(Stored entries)
* Begin *

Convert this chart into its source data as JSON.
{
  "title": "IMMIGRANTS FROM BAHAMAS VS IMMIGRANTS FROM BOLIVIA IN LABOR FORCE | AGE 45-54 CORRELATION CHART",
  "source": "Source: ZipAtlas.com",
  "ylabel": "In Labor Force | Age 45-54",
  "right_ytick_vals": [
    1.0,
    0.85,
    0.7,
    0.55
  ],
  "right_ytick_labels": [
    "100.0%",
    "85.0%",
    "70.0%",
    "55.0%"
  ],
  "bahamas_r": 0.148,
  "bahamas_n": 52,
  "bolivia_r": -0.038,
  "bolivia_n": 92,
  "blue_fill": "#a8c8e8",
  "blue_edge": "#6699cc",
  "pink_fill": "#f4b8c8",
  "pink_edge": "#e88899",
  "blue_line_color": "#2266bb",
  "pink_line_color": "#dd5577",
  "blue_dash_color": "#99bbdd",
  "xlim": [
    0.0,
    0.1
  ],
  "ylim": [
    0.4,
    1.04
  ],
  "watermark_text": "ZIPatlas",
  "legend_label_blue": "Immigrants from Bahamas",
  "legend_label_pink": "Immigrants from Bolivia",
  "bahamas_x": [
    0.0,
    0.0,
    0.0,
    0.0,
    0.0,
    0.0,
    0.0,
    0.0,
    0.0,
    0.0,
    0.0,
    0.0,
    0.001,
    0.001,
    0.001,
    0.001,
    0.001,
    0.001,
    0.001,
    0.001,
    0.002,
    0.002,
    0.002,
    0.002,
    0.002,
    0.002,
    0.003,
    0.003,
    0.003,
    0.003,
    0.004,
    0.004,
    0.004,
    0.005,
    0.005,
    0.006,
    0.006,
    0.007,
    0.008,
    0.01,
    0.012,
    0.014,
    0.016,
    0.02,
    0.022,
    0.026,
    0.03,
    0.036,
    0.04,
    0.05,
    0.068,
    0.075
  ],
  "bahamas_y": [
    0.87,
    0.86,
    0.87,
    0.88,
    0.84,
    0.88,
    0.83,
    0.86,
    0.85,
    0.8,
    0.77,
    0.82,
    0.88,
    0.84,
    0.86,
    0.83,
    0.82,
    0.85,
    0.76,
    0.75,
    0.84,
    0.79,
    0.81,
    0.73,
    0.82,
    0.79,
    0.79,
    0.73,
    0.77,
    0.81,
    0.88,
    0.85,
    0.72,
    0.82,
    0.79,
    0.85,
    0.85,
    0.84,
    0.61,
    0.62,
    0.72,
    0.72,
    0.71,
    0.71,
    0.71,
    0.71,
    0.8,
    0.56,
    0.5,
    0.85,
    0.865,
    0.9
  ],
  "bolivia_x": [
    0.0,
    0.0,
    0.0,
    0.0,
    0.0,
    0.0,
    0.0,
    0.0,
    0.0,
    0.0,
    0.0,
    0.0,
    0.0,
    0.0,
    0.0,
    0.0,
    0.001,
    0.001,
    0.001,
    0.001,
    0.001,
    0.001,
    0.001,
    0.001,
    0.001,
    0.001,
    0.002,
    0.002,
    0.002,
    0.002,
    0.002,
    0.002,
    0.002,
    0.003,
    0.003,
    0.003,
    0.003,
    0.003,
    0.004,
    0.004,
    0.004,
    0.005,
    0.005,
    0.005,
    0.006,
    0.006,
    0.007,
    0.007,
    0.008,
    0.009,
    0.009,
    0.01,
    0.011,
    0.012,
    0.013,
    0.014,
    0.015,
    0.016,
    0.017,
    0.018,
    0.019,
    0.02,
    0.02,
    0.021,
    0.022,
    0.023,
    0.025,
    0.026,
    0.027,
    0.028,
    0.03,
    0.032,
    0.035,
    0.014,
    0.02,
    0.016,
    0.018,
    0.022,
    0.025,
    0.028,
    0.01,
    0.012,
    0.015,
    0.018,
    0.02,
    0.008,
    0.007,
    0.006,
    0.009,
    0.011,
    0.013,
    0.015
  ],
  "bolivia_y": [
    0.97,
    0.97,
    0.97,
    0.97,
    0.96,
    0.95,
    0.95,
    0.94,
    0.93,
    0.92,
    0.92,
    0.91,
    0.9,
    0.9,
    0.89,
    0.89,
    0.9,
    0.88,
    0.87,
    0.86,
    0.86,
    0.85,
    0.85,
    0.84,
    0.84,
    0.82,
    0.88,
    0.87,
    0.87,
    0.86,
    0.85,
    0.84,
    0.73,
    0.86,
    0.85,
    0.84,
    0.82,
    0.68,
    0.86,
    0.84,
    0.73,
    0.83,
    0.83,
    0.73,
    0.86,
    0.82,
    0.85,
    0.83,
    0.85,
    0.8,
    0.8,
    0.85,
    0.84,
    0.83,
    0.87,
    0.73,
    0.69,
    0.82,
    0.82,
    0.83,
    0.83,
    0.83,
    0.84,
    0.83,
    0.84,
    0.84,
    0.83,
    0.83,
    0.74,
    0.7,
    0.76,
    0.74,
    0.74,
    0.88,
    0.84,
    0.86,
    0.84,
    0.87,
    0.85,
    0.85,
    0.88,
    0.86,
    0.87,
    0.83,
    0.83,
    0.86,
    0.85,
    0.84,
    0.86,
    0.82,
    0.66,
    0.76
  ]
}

* End *

--- Job ---
Please output the entries above, every line exactly as it reads.

--- The response ---
Convert this chart into its source data as JSON.
{
  "title": "IMMIGRANTS FROM BAHAMAS VS IMMIGRANTS FROM BOLIVIA IN LABOR FORCE | AGE 45-54 CORRELATION CHART",
  "source": "Source: ZipAtlas.com",
  "ylabel": "In Labor Force | Age 45-54",
  "right_ytick_vals": [
    1.0,
    0.85,
    0.7,
    0.55
  ],
  "right_ytick_labels": [
    "100.0%",
    "85.0%",
    "70.0%",
    "55.0%"
  ],
  "bahamas_r": 0.148,
  "bahamas_n": 52,
  "bolivia_r": -0.038,
  "bolivia_n": 92,
  "blue_fill": "#a8c8e8",
  "blue_edge": "#6699cc",
  "pink_fill": "#f4b8c8",
  "pink_edge": "#e88899",
  "blue_line_color": "#2266bb",
  "pink_line_color": "#dd5577",
  "blue_dash_color": "#99bbdd",
  "xlim": [
    0.0,
    0.1
  ],
  "ylim": [
    0.4,
    1.04
  ],
  "watermark_text": "ZIPatlas",
  "legend_label_blue": "Immigrants from Bahamas",
  "legend_label_pink": "Immigrants from Bolivia",
  "bahamas_x": [
    0.0,
    0.0,
    0.0,
    0.0,
    0.0,
    0.0,
    0.0,
    0.0,
    0.0,
    0.0,
    0.0,
    0.0,
    0.001,
    0.001,
    0.001,
    0.001,
    0.001,
    0.001,
    0.001,
    0.001,
    0.002,
    0.002,
    0.002,
    0.002,
    0.002,
    0.002,
    0.003,
    0.003,
    0.003,
    0.003,
    0.004,
    0.004,
    0.004,
    0.005,
    0.005,
    0.006,
    0.006,
    0.007,
    0.008,
    0.01,
    0.012,
    0.014,
    0.016,
    0.02,
    0.022,
    0.026,
    0.03,
    0.036,
    0.04,
    0.05,
    0.068,
    0.075
  ],
  "bahamas_y": [
    0.87,
    0.86,
    0.87,
    0.88,
    0.84,
    0.88,
    0.83,
    0.86,
    0.85,
    0.8,
    0.77,
    0.82,
    0.88,
    0.84,
    0.86,
    0.83,
    0.82,
    0.85,
    0.76,
    0.75,
    0.84,
    0.79,
    0.81,
    0.73,
    0.82,
    0.79,
    0.79,
    0.73,
    0.77,
    0.81,
    0.88,
    0.85,
    0.72,
    0.82,
    0.79,
    0.85,
    0.85,
    0.84,
    0.61,
    0.62,
    0.72,
    0.72,
    0.71,
    0.71,
    0.71,
    0.71,
    0.8,
    0.56,
    0.5,
    0.85,
    0.865,
    0.9
  ],
  "bolivia_x": [
    0.0,
    0.0,
    0.0,
    0.0,
    0.0,
    0.0,
    0.0,
    0.0,
    0.0,
    0.0,
    0.0,
    0.0,
    0.0,
    0.0,
    0.0,
    0.0,
    0.001,
    0.001,
    0.001,
    0.001,
    0.001,
    0.001,
    0.001,
    0.001,
    0.001,
    0.001,
    0.002,
    0.002,
    0.002,
    0.002,
    0.002,
    0.002,
    0.002,
    0.003,
    0.003,
    0.003,
    0.003,
    0.003,
    0.004,
    0.004,
    0.004,
    0.005,
    0.005,
    0.005,
    0.006,
    0.006,
    0.007,
    0.007,
    0.008,
    0.009,
    0.009,
    0.01,
    0.011,
    0.012,
    0.013,
    0.014,
    0.015,
    0.016,
    0.017,
    0.018,
    0.019,
    0.02,
    0.02,
    0.021,
    0.022,
    0.023,
    0.025,
    0.026,
    0.027,
    0.028,
    0.03,
    0.032,
    0.035,
    0.014,
    0.02,
    0.016,
    0.018,
    0.022,
    0.025,
    0.028,
    0.01,
    0.012,
    0.015,
    0.018,
    0.02,
    0.008,
    0.007,
    0.006,
    0.009,
    0.011,
    0.013,
    0.015
  ],
  "bolivia_y": [
    0.97,
    0.97,
    0.97,
    0.97,
    0.96,
    0.95,
    0.95,
    0.94,
    0.93,
    0.92,
    0.92,
    0.91,
    0.9,
    0.9,
    0.89,
    0.89,
    0.9,
    0.88,
    0.87,
    0.86,
    0.86,
    0.85,
    0.85,
    0.84,
    0.84,
    0.82,
    0.88,
    0.87,
    0.87,
    0.86,
    0.85,
    0.84,
    0.73,
    0.86,
    0.85,
    0.84,
    0.82,
    0.68,
    0.86,
    0.84,
    0.73,
    0.83,
    0.83,
    0.73,
    0.86,
    0.82,
    0.85,
    0.83,
    0.85,
    0.8,
    0.8,
    0.85,
    0.84,
    0.83,
    0.87,
    0.73,
    0.69,
    0.82,
    0.82,
    0.83,
    0.83,
    0.83,
    0.84,
    0.83,
    0.84,
    0.84,
    0.83,
    0.83,
    0.74,
    0.7,
    0.76,
    0.74,
    0.74,
    0.88,
    0.84,
    0.86,
    0.84,
    0.87,
    0.85,
    0.85,
    0.88,
    0.86,
    0.87,
    0.83,
    0.83,
    0.86,
    0.85,
    0.84,
    0.86,
    0.82,
    0.66,
    0.76
  ]
}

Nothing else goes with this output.